Exercise directions
Each entry must be given again exactly; images do not belong in the copy.

________

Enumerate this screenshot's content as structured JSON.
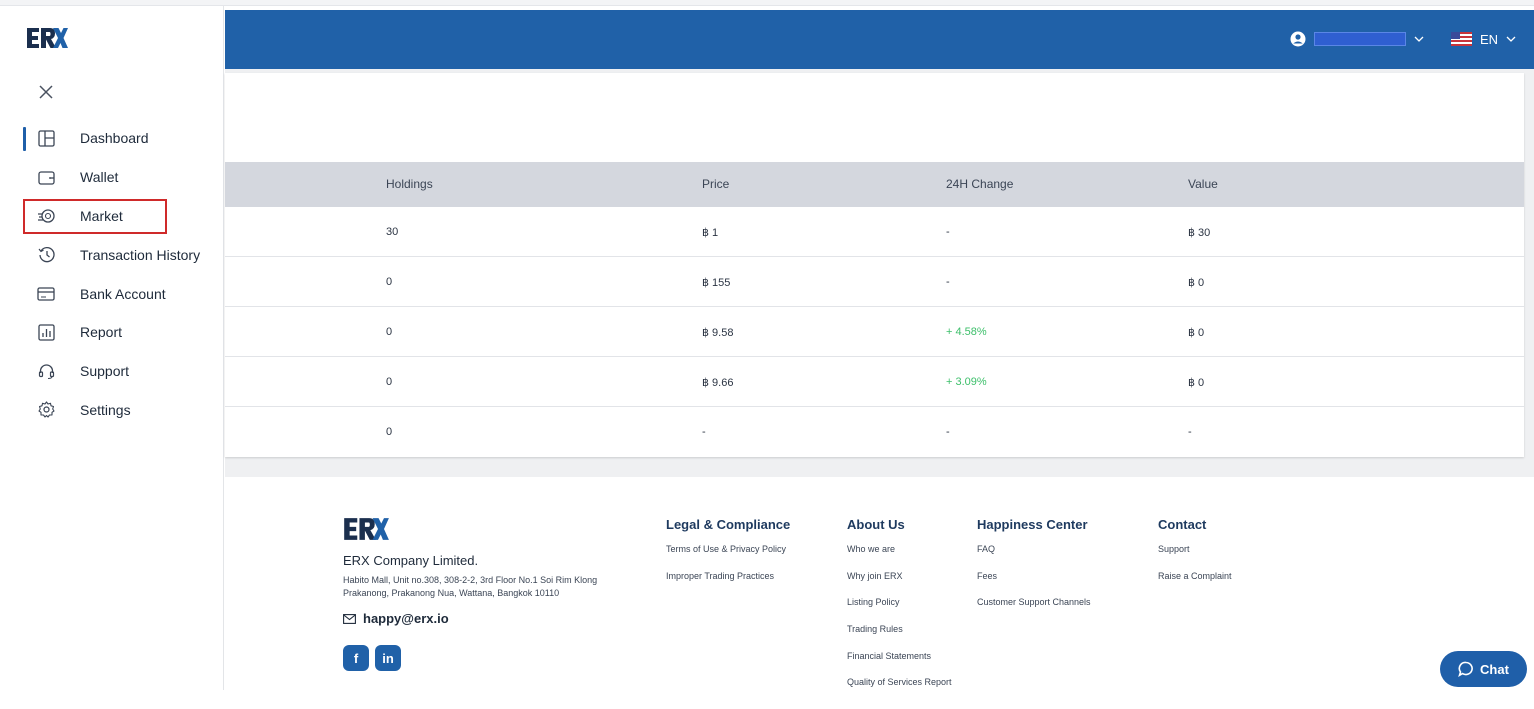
{
  "brand": {
    "logo_text": "ERX"
  },
  "sidebar": {
    "items": [
      {
        "label": "Dashboard",
        "icon": "dashboard-icon"
      },
      {
        "label": "Wallet",
        "icon": "wallet-icon"
      },
      {
        "label": "Market",
        "icon": "market-icon"
      },
      {
        "label": "Transaction History",
        "icon": "history-icon"
      },
      {
        "label": "Bank Account",
        "icon": "bank-card-icon"
      },
      {
        "label": "Report",
        "icon": "report-chart-icon"
      },
      {
        "label": "Support",
        "icon": "headset-icon"
      },
      {
        "label": "Settings",
        "icon": "gear-icon"
      }
    ]
  },
  "header": {
    "language": "EN",
    "user_icon": "user-circle-icon",
    "flag_icon": "us-flag-icon",
    "accent": "#2061a8"
  },
  "table": {
    "columns": [
      "Holdings",
      "Price",
      "24H Change",
      "Value"
    ],
    "rows": [
      {
        "holdings": "30",
        "price": "฿ 1",
        "change": "-",
        "value": "฿ 30"
      },
      {
        "holdings": "0",
        "price": "฿ 155",
        "change": "-",
        "value": "฿ 0"
      },
      {
        "holdings": "0",
        "price": "฿ 9.58",
        "change": "+ 4.58%",
        "value": "฿ 0"
      },
      {
        "holdings": "0",
        "price": "฿ 9.66",
        "change": "+ 3.09%",
        "value": "฿ 0"
      },
      {
        "holdings": "0",
        "price": "-",
        "change": "-",
        "value": "-"
      }
    ],
    "positive_color": "#3cbf6a"
  },
  "footer": {
    "company": "ERX Company Limited.",
    "address": "Habito Mall, Unit no.308, 308-2-2, 3rd Floor No.1 Soi Rim Klong Prakanong, Prakanong Nua, Wattana, Bangkok 10110",
    "email": "happy@erx.io",
    "social": [
      "f",
      "in"
    ],
    "columns": [
      {
        "title": "Legal & Compliance",
        "links": [
          "Terms of Use & Privacy Policy",
          "Improper Trading Practices"
        ]
      },
      {
        "title": "About Us",
        "links": [
          "Who we are",
          "Why join ERX",
          "Listing Policy",
          "Trading Rules",
          "Financial Statements",
          "Quality of Services Report"
        ]
      },
      {
        "title": "Happiness Center",
        "links": [
          "FAQ",
          "Fees",
          "Customer Support Channels"
        ]
      },
      {
        "title": "Contact",
        "links": [
          "Support",
          "Raise a Complaint"
        ]
      }
    ]
  },
  "chat": {
    "label": "Chat"
  }
}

________

Exercise answer
Enumerate this screenshot's content as structured JSON.
{
  "brand": {
    "logo_text": "ERX"
  },
  "sidebar": {
    "items": [
      {
        "label": "Dashboard",
        "icon": "dashboard-icon"
      },
      {
        "label": "Wallet",
        "icon": "wallet-icon"
      },
      {
        "label": "Market",
        "icon": "market-icon"
      },
      {
        "label": "Transaction History",
        "icon": "history-icon"
      },
      {
        "label": "Bank Account",
        "icon": "bank-card-icon"
      },
      {
        "label": "Report",
        "icon": "report-chart-icon"
      },
      {
        "label": "Support",
        "icon": "headset-icon"
      },
      {
        "label": "Settings",
        "icon": "gear-icon"
      }
    ]
  },
  "header": {
    "language": "EN",
    "user_icon": "user-circle-icon",
    "flag_icon": "us-flag-icon",
    "accent": "#2061a8"
  },
  "table": {
    "columns": [
      "Holdings",
      "Price",
      "24H Change",
      "Value"
    ],
    "rows": [
      {
        "holdings": "30",
        "price": "฿ 1",
        "change": "-",
        "value": "฿ 30"
      },
      {
        "holdings": "0",
        "price": "฿ 155",
        "change": "-",
        "value": "฿ 0"
      },
      {
        "holdings": "0",
        "price": "฿ 9.58",
        "change": "+ 4.58%",
        "value": "฿ 0"
      },
      {
        "holdings": "0",
        "price": "฿ 9.66",
        "change": "+ 3.09%",
        "value": "฿ 0"
      },
      {
        "holdings": "0",
        "price": "-",
        "change": "-",
        "value": "-"
      }
    ],
    "positive_color": "#3cbf6a"
  },
  "footer": {
    "company": "ERX Company Limited.",
    "address": "Habito Mall, Unit no.308, 308-2-2, 3rd Floor No.1 Soi Rim Klong Prakanong, Prakanong Nua, Wattana, Bangkok 10110",
    "email": "happy@erx.io",
    "social": [
      "f",
      "in"
    ],
    "columns": [
      {
        "title": "Legal & Compliance",
        "links": [
          "Terms of Use & Privacy Policy",
          "Improper Trading Practices"
        ]
      },
      {
        "title": "About Us",
        "links": [
          "Who we are",
          "Why join ERX",
          "Listing Policy",
          "Trading Rules",
          "Financial Statements",
          "Quality of Services Report"
        ]
      },
      {
        "title": "Happiness Center",
        "links": [
          "FAQ",
          "Fees",
          "Customer Support Channels"
        ]
      },
      {
        "title": "Contact",
        "links": [
          "Support",
          "Raise a Complaint"
        ]
      }
    ]
  },
  "chat": {
    "label": "Chat"
  }
}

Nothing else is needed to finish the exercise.